** start **

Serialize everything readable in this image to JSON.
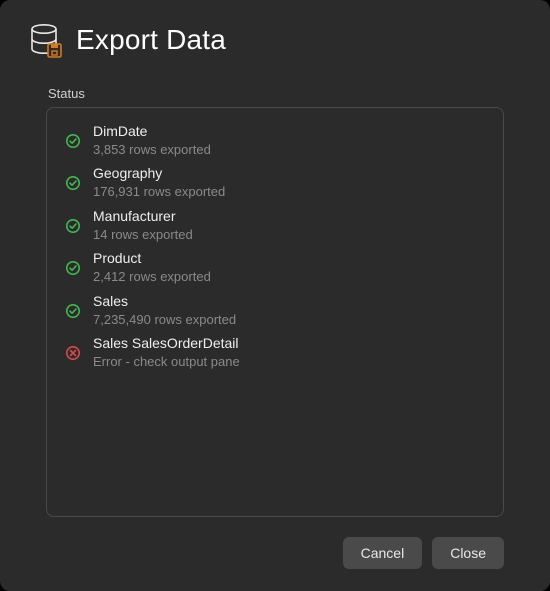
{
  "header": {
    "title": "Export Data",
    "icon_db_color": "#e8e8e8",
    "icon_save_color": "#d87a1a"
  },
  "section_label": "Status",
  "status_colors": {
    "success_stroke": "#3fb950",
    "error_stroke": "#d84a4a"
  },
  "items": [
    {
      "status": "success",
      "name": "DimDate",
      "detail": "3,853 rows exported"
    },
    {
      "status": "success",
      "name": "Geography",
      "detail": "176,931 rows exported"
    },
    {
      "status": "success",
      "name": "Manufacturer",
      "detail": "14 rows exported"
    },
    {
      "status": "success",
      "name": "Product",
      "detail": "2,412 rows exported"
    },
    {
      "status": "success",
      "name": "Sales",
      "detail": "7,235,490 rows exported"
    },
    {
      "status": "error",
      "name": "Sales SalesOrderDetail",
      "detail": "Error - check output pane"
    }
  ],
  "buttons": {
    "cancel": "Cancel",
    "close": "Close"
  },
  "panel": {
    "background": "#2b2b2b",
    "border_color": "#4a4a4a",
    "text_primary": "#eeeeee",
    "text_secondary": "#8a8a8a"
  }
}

** end **

Each record above is to be restated exactly, with its pictures removed from the copy.

■ **RESPONSE TO THIS TASK**:
Serialize everything readable in this image to JSON.
{
  "header": {
    "title": "Export Data",
    "icon_db_color": "#e8e8e8",
    "icon_save_color": "#d87a1a"
  },
  "section_label": "Status",
  "status_colors": {
    "success_stroke": "#3fb950",
    "error_stroke": "#d84a4a"
  },
  "items": [
    {
      "status": "success",
      "name": "DimDate",
      "detail": "3,853 rows exported"
    },
    {
      "status": "success",
      "name": "Geography",
      "detail": "176,931 rows exported"
    },
    {
      "status": "success",
      "name": "Manufacturer",
      "detail": "14 rows exported"
    },
    {
      "status": "success",
      "name": "Product",
      "detail": "2,412 rows exported"
    },
    {
      "status": "success",
      "name": "Sales",
      "detail": "7,235,490 rows exported"
    },
    {
      "status": "error",
      "name": "Sales SalesOrderDetail",
      "detail": "Error - check output pane"
    }
  ],
  "buttons": {
    "cancel": "Cancel",
    "close": "Close"
  },
  "panel": {
    "background": "#2b2b2b",
    "border_color": "#4a4a4a",
    "text_primary": "#eeeeee",
    "text_secondary": "#8a8a8a"
  }
}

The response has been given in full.